* [Exercise 1]: Format the records as a numbered list with blank lines omitted, covering only the part that opens at the start of the records and closes with the line containing "Text: Acceptability Criteria: Acceptability".

* [Document segment]:

The challenge: Design and implement a system to receive and process feedback from clients, to augment and improve the machine learning model. Produce a model that has the flexibility to adapt to clients’ feedback and the changing patterns in request signatures, whilst also allowing for dynamic model deployment, without breaking existing integration.

In other words: we created the Baskerville botnet mitigation system to be able to react to new and constantly changing attack patterns on the Deflect network. Training the machine on past attacks – we have reached a point where Baskerville can identify more malicious actors than what was captured by our static rules. Now, we need to grow this functionality to accept feedback from our clients on prediction accuracy and to be able to regularly deploy new models without any interruption of service.

Model design

There are several approaches for live model updating. You can use simple files, or a cache and an Rest API call, or a pub-sub mechanism, you can use serialized (pickled) models, models stored in a database and many more mechanisms and formats. But the main concept is the same, either check for a new model every X time unit or have a stand by service which is notified whenever a change occurs and takes care of the model reloading – on demand. We are combining approaches for our case.

The model needs to be re-trained regularly in order to follow the constantly changing patterns of traffic. The general design idea is to decouple the feature generation pipeline from the prediction pipeline. As a result, the feature generation pipeline calculates a super-set of features and the prediction pipeline allows different model versions to use any subset of features. In addition, the model supports backward compatibility and uses the default values in case of an outdated feature generation pipeline.

As soon as a new model is available, the prediction pipeline detects this and starts using the new model without any interruption of service. When features need to be changed, the model is deployed the same way but the User Module will need to be updated and re-deployed as well. Clients will be updating this module from our git repository. It’s very important to mention that during this period required for the User Module to be updated, the new model will be able to communicate with the outdated User Model and deliver the predictions in the usual way. The lack of new or modified features in the model’s input will not break the compatibility since the defaults will be used for missing values.

Based on the assumption that it makes sense that all the requests within a time-window should be processed by the same model, the model change should happen either at the end or at the start of the processing period. For the sake of performance, we decided to put the model updating process at the end of the PredictionPipeline, after the predictions were sent to the client via Kafka, so that we can increase the time it takes for the client to get receive predictions. The following figure explains what happens when a new model is stored in the database after a time-window has been processed (during the idle time waiting for a new batch) and during a time-window processing. In the first case, the next time-window will be processed with the old model and at the end the new one will be loaded. In the second case, since the processing of the current time window has not completed yet, we will load the new model at the end of it and the next time-window will have the fresh model to work with. The asynchronous nature of the training and the predicting is the reason behind the design of the reloading. We ran several test runs to make sure the reloading did not affect the performance of the pipeline.

* [Excerpted data]:
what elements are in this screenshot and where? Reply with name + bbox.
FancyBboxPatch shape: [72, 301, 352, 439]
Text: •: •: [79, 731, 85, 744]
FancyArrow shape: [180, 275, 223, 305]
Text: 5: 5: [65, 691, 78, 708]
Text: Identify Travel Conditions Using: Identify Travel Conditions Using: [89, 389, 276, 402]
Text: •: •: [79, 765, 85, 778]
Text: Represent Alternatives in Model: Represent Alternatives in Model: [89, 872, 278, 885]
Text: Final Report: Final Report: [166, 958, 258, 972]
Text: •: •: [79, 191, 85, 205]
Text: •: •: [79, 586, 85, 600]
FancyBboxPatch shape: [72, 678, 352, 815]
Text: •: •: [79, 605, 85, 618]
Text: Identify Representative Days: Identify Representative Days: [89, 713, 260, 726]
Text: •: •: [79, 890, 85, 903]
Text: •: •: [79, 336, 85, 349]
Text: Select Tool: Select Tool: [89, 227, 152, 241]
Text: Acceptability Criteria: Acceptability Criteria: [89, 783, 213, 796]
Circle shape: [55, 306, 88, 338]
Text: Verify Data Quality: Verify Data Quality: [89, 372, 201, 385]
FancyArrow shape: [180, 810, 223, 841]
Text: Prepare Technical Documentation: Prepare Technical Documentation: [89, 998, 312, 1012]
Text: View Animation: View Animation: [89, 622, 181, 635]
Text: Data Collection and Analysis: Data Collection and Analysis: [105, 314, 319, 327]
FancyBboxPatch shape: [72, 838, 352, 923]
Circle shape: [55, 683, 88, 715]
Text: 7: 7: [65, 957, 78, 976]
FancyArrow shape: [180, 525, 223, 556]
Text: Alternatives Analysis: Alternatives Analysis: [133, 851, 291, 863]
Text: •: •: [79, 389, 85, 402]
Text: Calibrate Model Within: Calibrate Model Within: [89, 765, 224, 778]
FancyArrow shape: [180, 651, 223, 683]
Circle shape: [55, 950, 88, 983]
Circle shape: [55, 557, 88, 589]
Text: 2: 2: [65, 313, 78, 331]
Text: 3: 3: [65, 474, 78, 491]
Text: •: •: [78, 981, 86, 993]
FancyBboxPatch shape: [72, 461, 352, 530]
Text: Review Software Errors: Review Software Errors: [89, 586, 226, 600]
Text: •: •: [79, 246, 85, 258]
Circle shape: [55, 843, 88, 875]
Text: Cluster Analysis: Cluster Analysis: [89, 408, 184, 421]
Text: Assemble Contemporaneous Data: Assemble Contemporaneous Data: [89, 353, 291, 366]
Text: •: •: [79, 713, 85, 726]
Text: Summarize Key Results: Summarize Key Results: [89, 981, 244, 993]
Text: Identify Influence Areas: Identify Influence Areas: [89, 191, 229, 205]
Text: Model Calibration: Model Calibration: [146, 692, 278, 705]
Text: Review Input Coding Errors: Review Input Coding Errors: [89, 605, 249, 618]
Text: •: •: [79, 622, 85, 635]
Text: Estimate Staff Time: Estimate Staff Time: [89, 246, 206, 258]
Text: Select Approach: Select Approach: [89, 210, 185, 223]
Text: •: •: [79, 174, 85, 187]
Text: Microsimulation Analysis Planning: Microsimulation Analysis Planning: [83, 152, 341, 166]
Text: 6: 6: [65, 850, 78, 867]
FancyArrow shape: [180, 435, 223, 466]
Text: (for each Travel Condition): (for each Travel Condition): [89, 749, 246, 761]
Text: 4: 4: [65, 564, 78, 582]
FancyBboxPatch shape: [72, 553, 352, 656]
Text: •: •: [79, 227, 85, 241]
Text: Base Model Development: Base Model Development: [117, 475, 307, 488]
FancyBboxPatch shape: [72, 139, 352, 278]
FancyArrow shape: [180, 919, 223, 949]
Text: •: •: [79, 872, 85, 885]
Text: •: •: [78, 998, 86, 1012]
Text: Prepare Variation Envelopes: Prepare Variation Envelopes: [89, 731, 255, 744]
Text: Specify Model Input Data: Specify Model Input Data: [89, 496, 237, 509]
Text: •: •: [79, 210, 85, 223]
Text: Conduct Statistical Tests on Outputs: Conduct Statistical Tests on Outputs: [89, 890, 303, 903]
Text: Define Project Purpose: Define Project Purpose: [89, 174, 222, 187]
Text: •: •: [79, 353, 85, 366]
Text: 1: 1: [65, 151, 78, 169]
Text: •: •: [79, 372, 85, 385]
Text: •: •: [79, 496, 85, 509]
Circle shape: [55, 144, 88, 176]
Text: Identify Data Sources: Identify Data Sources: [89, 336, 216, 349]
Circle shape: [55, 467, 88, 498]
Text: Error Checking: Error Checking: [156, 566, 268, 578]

* [Exercise 2]: Please write out, word for word, the part of the Baskerville text that opens with the words containing "The challenge: Design" and closes with "breaking existing integration.".

* [Response 1]:
1. what elements are in this screenshot and where? Reply with name + bbox.
2. FancyBboxPatch shape: [72, 301, 352, 439]
3. Text: •: •: [79, 731, 85, 744]
4. FancyArrow shape: [180, 275, 223, 305]
5. Text: 5: 5: [65, 691, 78, 708]
6. Text: Identify Travel Conditions Using: Identify Travel Conditions Using: [89, 389, 276, 402]
7. Text: •: •: [79, 765, 85, 778]
8. Text: Represent Alternatives in Model: Represent Alternatives in Model: [89, 872, 278, 885]
9. Text: Final Report: Final Report: [166, 958, 258, 972]
10. Text: •: •: [79, 191, 85, 205]
11. Text: •: •: [79, 586, 85, 600]
12. FancyBboxPatch shape: [72, 678, 352, 815]
13. Text: •: •: [79, 605, 85, 618]
14. Text: Identify Representative Days: Identify Representative Days: [89, 713, 260, 726]
15. Text: •: •: [79, 890, 85, 903]
16. Text: •: •: [79, 336, 85, 349]
17. Text: Select Tool: Select Tool: [89, 227, 152, 241]
18. Text: Acceptability Criteria: Acceptability Criteria: [89, 783, 213, 796]

* [Response 2]:
The challenge: Design and implement a system to receive and process feedback from clients, to augment and improve the machine learning model. Produce a model that has the flexibility to adapt to clients’ feedback and the changing patterns in request signatures, whilst also allowing for dynamic model deployment, without breaking existing integration.